### SELECTED EXTRACT
----

= Robertas Dargis =

Lithuanian businessperson (born 1960)

Robertas Dargis is a Lithuanian business leader. He is currently the president of Lithuanian Real Estate Development Association and chairman of the board and the owner of JSC Eika. He is the former president of Lithuanian Confederation of Industrialists (LPK). He was born in 1960 in Irkutsk, Russia.

== Career ==

- 1979-1983 Construction manager of Kruonis power plant
- 1987-1992 VĮ “Aras” foreman, head of ground works, director of commerce.
- 1992-1993 Deputy Director, conglomerate "Monolitas" (VĮ “Ekspo”). Residential and industrial construction
- 1993–present Chairman of the Board, “Eika” - one of the largest real estate development companies in Lithuania.
- 2001-2002 Chancellor of the Government of Lithuania
- 2004–present President of Lithuanian Real Estate Development Association
- 2012–present President of Lithuanian Confederation of Industrialists.

----

[Structured page parsing data]
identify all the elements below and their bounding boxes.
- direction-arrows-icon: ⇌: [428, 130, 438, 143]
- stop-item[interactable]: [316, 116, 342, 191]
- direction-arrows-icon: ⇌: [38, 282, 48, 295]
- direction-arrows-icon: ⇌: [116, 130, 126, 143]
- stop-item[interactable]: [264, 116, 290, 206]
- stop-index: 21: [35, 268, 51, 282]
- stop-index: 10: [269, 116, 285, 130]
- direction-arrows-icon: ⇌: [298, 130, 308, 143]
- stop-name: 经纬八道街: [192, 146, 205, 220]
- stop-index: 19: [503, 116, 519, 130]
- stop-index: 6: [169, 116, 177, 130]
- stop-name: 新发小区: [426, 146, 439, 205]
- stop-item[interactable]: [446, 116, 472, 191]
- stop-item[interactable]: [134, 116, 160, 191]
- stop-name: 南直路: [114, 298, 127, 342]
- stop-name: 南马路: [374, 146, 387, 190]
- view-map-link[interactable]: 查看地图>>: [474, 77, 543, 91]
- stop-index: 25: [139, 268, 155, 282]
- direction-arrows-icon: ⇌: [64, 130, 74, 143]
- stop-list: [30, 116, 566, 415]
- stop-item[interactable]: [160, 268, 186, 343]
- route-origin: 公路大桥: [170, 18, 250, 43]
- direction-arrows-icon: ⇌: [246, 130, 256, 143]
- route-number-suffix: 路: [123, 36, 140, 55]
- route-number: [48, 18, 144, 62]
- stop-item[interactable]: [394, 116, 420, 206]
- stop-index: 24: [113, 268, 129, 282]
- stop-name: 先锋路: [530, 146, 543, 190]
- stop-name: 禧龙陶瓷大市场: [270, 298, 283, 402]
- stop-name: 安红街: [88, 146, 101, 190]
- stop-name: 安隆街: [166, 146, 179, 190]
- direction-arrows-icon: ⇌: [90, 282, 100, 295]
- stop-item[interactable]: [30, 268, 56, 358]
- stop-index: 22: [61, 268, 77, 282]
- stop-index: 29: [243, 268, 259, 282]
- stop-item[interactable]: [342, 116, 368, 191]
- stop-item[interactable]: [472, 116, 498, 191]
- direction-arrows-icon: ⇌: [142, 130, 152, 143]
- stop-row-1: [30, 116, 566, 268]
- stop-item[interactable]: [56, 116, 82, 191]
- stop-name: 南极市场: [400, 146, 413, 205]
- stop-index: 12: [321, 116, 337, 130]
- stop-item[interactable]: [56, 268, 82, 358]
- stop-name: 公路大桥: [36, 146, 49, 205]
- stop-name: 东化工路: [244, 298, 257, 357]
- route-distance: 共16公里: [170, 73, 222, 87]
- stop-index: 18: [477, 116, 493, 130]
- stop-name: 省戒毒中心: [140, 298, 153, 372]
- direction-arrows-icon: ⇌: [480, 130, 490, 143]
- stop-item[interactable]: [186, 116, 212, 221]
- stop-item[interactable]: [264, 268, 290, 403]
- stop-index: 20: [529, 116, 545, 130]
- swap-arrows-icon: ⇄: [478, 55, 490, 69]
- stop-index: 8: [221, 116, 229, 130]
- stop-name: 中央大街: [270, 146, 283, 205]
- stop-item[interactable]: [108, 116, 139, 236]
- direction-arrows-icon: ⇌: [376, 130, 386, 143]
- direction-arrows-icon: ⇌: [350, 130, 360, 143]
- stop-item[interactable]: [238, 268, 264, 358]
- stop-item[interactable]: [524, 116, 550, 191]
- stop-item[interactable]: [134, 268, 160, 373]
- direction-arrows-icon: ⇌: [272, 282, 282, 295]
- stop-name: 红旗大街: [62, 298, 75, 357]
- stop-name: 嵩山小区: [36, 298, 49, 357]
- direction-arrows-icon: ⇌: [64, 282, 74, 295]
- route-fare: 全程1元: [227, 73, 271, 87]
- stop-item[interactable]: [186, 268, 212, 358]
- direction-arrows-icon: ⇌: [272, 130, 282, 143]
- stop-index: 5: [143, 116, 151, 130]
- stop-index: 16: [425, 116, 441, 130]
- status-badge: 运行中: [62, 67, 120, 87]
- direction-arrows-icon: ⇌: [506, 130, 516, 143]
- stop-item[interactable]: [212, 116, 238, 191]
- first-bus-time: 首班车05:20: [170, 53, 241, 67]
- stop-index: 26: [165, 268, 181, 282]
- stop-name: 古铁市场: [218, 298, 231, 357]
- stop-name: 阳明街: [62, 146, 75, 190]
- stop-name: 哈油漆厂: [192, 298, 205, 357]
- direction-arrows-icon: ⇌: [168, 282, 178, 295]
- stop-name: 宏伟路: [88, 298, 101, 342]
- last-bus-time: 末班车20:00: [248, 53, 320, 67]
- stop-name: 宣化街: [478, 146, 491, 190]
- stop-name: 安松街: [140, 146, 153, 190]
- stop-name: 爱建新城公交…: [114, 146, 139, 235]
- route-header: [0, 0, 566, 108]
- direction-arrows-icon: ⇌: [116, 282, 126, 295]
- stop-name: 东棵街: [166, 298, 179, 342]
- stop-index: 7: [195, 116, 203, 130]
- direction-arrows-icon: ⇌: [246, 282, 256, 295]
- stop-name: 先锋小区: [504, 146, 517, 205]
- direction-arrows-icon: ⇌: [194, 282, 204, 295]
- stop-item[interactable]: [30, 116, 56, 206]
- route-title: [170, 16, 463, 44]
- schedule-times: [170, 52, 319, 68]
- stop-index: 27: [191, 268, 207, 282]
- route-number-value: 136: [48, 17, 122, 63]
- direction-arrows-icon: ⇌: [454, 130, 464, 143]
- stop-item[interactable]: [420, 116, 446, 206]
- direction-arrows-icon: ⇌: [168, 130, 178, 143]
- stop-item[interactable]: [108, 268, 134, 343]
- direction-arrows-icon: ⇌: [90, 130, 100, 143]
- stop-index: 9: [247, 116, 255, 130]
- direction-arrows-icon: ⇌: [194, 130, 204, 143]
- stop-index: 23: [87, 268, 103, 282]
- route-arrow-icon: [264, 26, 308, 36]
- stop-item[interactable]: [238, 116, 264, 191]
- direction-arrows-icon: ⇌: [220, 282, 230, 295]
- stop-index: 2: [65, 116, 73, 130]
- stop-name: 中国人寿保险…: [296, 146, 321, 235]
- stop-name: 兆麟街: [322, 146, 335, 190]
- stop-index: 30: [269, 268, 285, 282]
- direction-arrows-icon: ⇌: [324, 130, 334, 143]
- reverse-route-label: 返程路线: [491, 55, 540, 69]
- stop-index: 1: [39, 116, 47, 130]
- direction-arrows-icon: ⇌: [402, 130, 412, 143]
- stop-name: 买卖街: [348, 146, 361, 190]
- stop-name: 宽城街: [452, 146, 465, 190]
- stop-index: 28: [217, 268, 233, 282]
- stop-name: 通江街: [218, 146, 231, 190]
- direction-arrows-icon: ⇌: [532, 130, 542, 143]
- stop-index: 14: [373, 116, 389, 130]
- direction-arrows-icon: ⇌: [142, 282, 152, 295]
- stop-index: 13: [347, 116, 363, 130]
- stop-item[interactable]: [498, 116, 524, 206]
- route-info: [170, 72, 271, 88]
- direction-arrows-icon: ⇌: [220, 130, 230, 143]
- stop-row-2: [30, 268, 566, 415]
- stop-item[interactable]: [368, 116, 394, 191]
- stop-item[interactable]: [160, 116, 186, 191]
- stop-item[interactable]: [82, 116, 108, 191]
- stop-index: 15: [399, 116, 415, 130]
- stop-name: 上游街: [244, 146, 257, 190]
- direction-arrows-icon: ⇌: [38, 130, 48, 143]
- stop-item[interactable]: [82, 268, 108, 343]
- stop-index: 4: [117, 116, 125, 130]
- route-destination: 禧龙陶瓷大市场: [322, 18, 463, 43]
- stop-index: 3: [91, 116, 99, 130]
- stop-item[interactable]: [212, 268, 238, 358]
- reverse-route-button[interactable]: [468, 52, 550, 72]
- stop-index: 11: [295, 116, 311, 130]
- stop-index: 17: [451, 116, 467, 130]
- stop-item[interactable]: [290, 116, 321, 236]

----

### TASK REQUIREMENTS
Quote the profile of Robertas Dargis word for word, between "Robertas Dargis is" and "companies in Lithuania.", inclusive.

### RESULT OF THIS EXERCISE
Robertas Dargis is a Lithuanian business leader. He is currently the president of Lithuanian Real Estate Development Association and chairman of the board and the owner of JSC Eika. He is the former president of Lithuanian Confederation of Industrialists (LPK). He was born in 1960 in Irkutsk, Russia.

== Career ==

- 1979-1983 Construction manager of Kruonis power plant
- 1987-1992 VĮ “Aras” foreman, head of ground works, director of commerce.
- 1992-1993 Deputy Director, conglomerate "Monolitas" (VĮ “Ekspo”). Residential and industrial construction
- 1993–present Chairman of the Board, “Eika” - one of the largest real estate development companies in Lithuania.